--- START ---

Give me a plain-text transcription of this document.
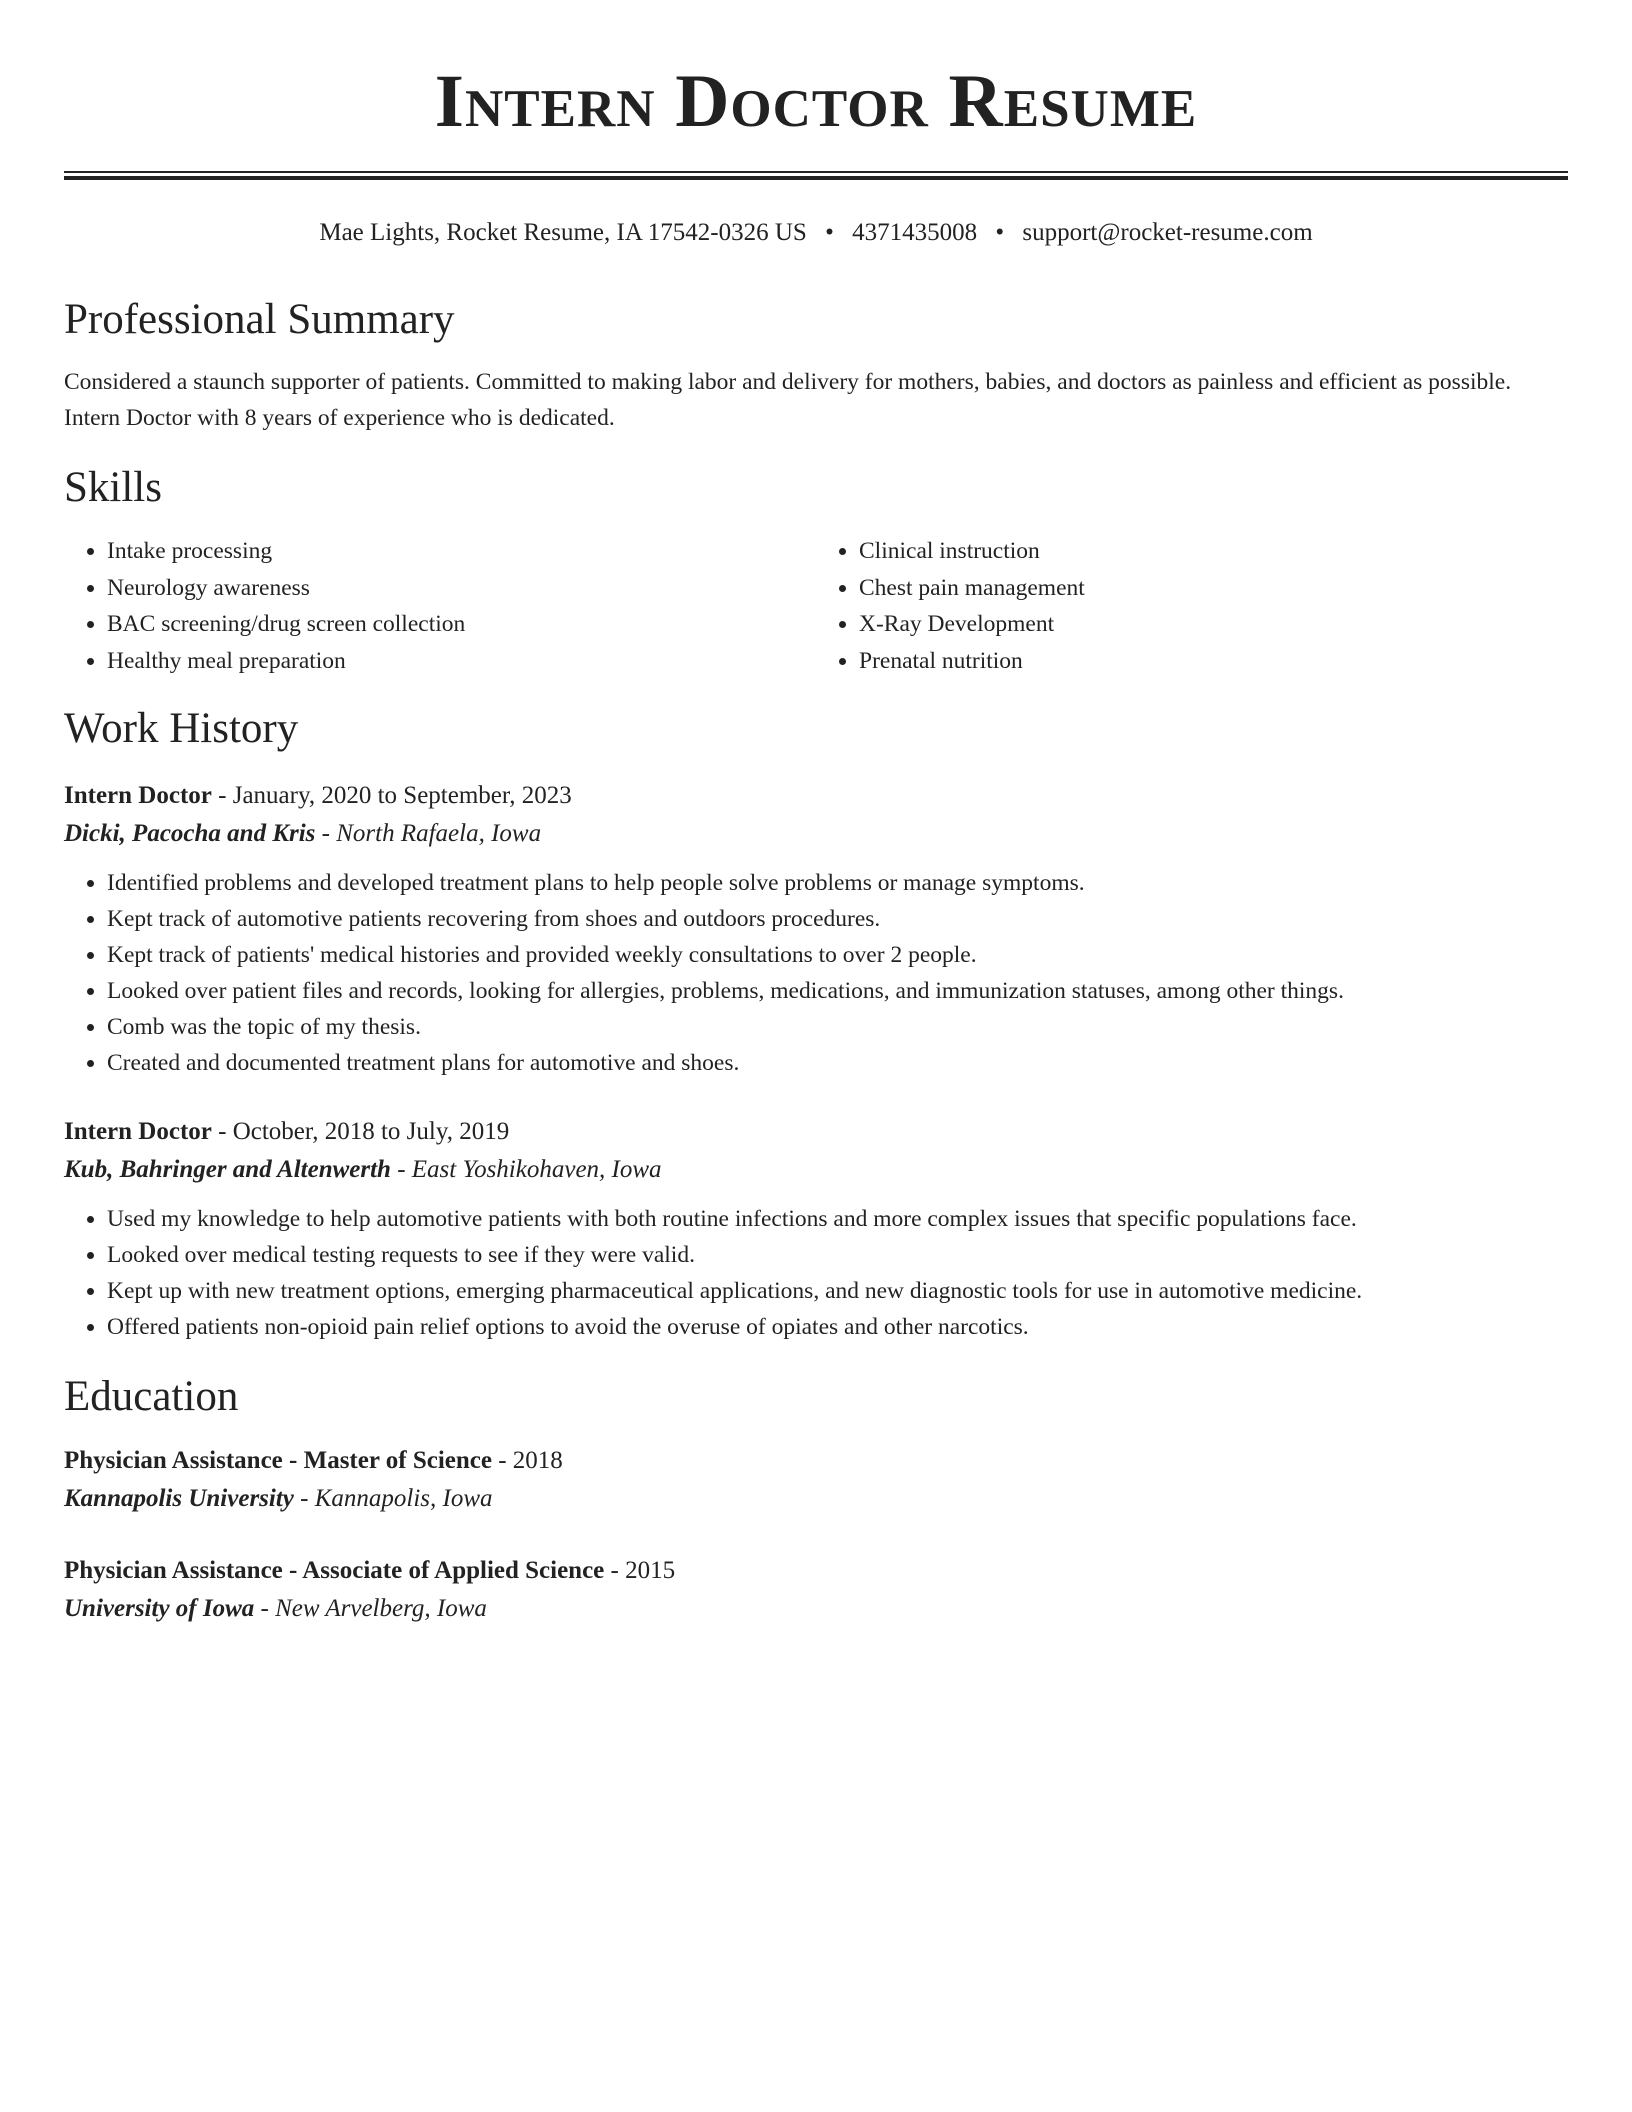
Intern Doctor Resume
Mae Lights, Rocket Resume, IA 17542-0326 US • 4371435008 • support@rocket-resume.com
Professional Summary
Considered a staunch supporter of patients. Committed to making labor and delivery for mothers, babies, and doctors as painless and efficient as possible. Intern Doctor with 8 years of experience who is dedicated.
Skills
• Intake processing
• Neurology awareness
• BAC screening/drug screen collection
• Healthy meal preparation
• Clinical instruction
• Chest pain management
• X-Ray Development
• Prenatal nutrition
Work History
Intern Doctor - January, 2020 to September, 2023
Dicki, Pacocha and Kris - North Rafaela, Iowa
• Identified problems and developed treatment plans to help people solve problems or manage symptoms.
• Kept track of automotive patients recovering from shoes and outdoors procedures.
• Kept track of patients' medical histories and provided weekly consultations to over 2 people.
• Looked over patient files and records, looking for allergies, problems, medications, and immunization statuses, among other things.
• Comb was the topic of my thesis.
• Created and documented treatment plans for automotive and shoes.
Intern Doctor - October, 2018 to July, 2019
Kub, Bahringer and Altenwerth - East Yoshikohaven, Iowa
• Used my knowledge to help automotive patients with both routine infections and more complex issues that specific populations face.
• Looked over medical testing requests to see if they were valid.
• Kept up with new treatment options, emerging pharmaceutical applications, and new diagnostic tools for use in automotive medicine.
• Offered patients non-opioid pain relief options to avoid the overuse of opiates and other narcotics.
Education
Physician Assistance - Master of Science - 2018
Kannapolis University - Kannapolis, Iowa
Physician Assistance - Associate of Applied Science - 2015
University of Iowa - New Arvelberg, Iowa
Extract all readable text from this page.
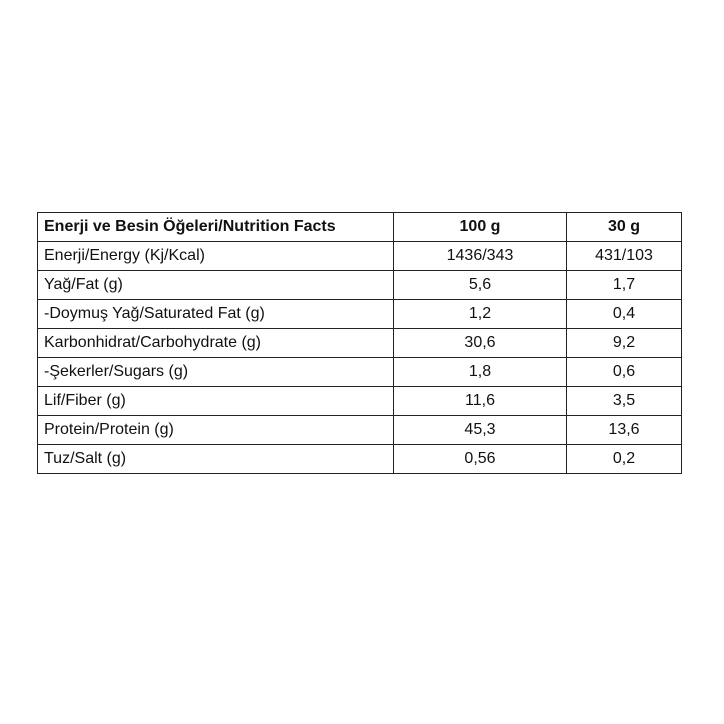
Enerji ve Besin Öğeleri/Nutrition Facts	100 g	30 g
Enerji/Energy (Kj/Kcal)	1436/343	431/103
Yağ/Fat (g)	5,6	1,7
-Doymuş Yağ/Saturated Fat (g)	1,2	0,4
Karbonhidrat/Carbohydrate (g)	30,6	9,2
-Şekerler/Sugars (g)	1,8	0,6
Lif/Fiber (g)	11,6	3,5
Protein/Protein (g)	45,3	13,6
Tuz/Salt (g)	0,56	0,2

--- END ---

▶ [What to work on]
Set down the lines from the one containing "Extract all readable text from this page." through the last line of the records above, both included, exactly as they appear and with no other text. Pictures should not be set down.

▶ [Finished task]
Extract all readable text from this page.
Enerji ve Besin Öğeleri/Nutrition Facts	100 g	30 g
Enerji/Energy (Kj/Kcal)	1436/343	431/103
Yağ/Fat (g)	5,6	1,7
-Doymuş Yağ/Saturated Fat (g)	1,2	0,4
Karbonhidrat/Carbohydrate (g)	30,6	9,2
-Şekerler/Sugars (g)	1,8	0,6
Lif/Fiber (g)	11,6	3,5
Protein/Protein (g)	45,3	13,6
Tuz/Salt (g)	0,56	0,2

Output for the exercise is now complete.